━━━ STORED ROWS
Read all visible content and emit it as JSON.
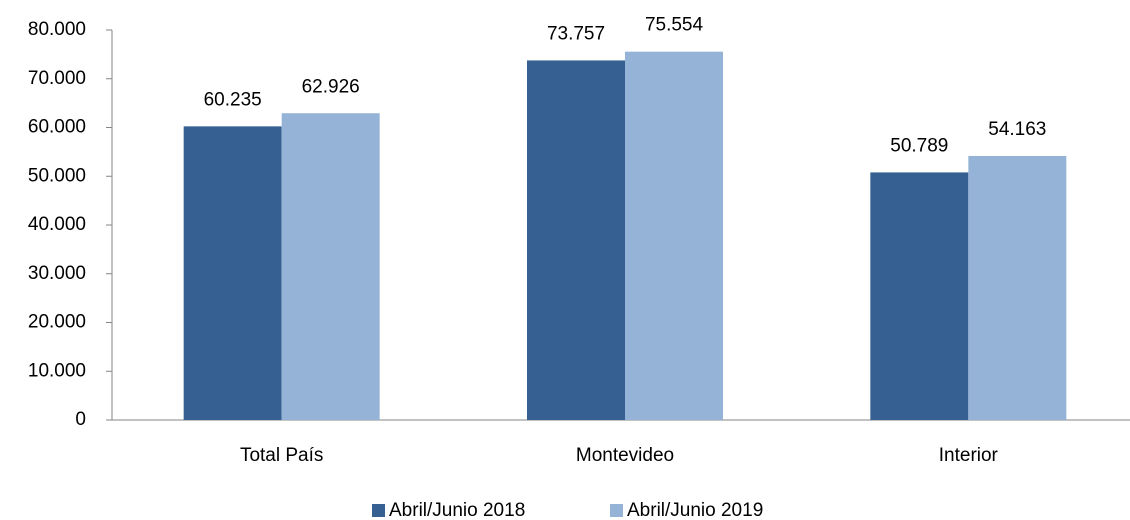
{
  "chart_data": {
    "type": "bar",
    "categories": [
      "Total País",
      "Montevideo",
      "Interior"
    ],
    "series": [
      {
        "name": "Abril/Junio 2018",
        "color": "#366092",
        "values": [
          60235,
          73757,
          50789
        ],
        "value_labels": [
          "60.235",
          "73.757",
          "50.789"
        ]
      },
      {
        "name": "Abril/Junio 2019",
        "color": "#95b3d7",
        "values": [
          62926,
          75554,
          54163
        ],
        "value_labels": [
          "62.926",
          "75.554",
          "54.163"
        ]
      }
    ],
    "ylim": [
      0,
      80000
    ],
    "yticks": [
      0,
      {
        "value": 10000,
        "label": "10.000"
      },
      {
        "value": 20000,
        "label": "20.000"
      },
      {
        "value": 30000,
        "label": "30.000"
      },
      {
        "value": 40000,
        "label": "40.000"
      },
      {
        "value": 50000,
        "label": "50.000"
      },
      {
        "value": 60000,
        "label": "60.000"
      },
      {
        "value": 70000,
        "label": "70.000"
      },
      {
        "value": 80000,
        "label": "80.000"
      }
    ],
    "grid": false,
    "legend": "bottom"
  }
}
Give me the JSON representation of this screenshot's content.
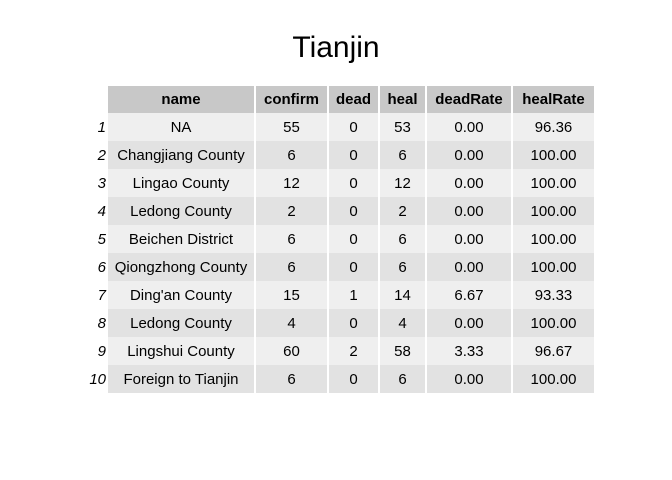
{
  "chart_data": {
    "type": "table",
    "title": "Tianjin",
    "columns": [
      "name",
      "confirm",
      "dead",
      "heal",
      "deadRate",
      "healRate"
    ],
    "rows": [
      {
        "id": "1",
        "name": "NA",
        "confirm": "55",
        "dead": "0",
        "heal": "53",
        "deadRate": "0.00",
        "healRate": "96.36"
      },
      {
        "id": "2",
        "name": "Changjiang County",
        "confirm": "6",
        "dead": "0",
        "heal": "6",
        "deadRate": "0.00",
        "healRate": "100.00"
      },
      {
        "id": "3",
        "name": "Lingao County",
        "confirm": "12",
        "dead": "0",
        "heal": "12",
        "deadRate": "0.00",
        "healRate": "100.00"
      },
      {
        "id": "4",
        "name": "Ledong County",
        "confirm": "2",
        "dead": "0",
        "heal": "2",
        "deadRate": "0.00",
        "healRate": "100.00"
      },
      {
        "id": "5",
        "name": "Beichen District",
        "confirm": "6",
        "dead": "0",
        "heal": "6",
        "deadRate": "0.00",
        "healRate": "100.00"
      },
      {
        "id": "6",
        "name": "Qiongzhong County",
        "confirm": "6",
        "dead": "0",
        "heal": "6",
        "deadRate": "0.00",
        "healRate": "100.00"
      },
      {
        "id": "7",
        "name": "Ding'an County",
        "confirm": "15",
        "dead": "1",
        "heal": "14",
        "deadRate": "6.67",
        "healRate": "93.33"
      },
      {
        "id": "8",
        "name": "Ledong County",
        "confirm": "4",
        "dead": "0",
        "heal": "4",
        "deadRate": "0.00",
        "healRate": "100.00"
      },
      {
        "id": "9",
        "name": "Lingshui County",
        "confirm": "60",
        "dead": "2",
        "heal": "58",
        "deadRate": "3.33",
        "healRate": "96.67"
      },
      {
        "id": "10",
        "name": "Foreign to Tianjin",
        "confirm": "6",
        "dead": "0",
        "heal": "6",
        "deadRate": "0.00",
        "healRate": "100.00"
      }
    ]
  }
}
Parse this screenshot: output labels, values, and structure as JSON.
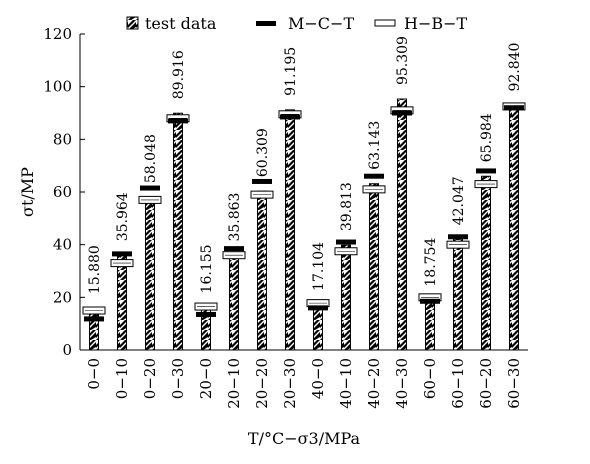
{
  "chart_data": {
    "type": "bar",
    "categories": [
      "0−0",
      "0−10",
      "0−20",
      "0−30",
      "20−0",
      "20−10",
      "20−20",
      "20−30",
      "40−0",
      "40−10",
      "40−20",
      "40−30",
      "60−0",
      "60−10",
      "60−20",
      "60−30"
    ],
    "title": "",
    "xlabel": "T/°C−σ3/MPa",
    "ylabel": "σt/MP",
    "ylim": [
      0,
      120
    ],
    "yticks": [
      0,
      20,
      40,
      60,
      80,
      100,
      120
    ],
    "grid": false,
    "legend_position": "top",
    "series": [
      {
        "name": "test data",
        "kind": "bar",
        "values": [
          15.88,
          35.964,
          58.048,
          89.916,
          16.155,
          35.863,
          60.309,
          91.195,
          17.104,
          39.813,
          63.143,
          95.309,
          18.754,
          42.047,
          65.984,
          92.84
        ],
        "labels": [
          "15.880",
          "35.964",
          "58.048",
          "89.916",
          "16.155",
          "35.863",
          "60.309",
          "91.195",
          "17.104",
          "39.813",
          "63.143",
          "95.309",
          "18.754",
          "42.047",
          "65.984",
          "92.840"
        ]
      },
      {
        "name": "M−C−T",
        "kind": "marker",
        "style": "filled",
        "values": [
          11.8,
          36.5,
          61.5,
          87.0,
          13.5,
          38.5,
          64.0,
          88.5,
          16.0,
          41.0,
          66.0,
          90.0,
          18.5,
          43.0,
          68.0,
          92.0
        ]
      },
      {
        "name": "H−B−T",
        "kind": "marker",
        "style": "hollow",
        "values": [
          15.0,
          33.0,
          57.0,
          88.0,
          16.5,
          36.0,
          59.0,
          89.5,
          17.8,
          37.5,
          61.0,
          91.0,
          20.0,
          40.0,
          63.0,
          92.5
        ]
      }
    ]
  }
}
━━━━━━
# [WHAT IS BEING ASKED]
Check each line above for the word "County" and copy the ones that have it.

# [EXERCISE OUTPUT]
        "name": "Changjiang County",
        "name": "Lingao County",
        "name": "Ledong County",
        "name": "Qiongzhong County",
        "name": "Ding'an County",
        "name": "Ledong County",
        "name": "Lingshui County",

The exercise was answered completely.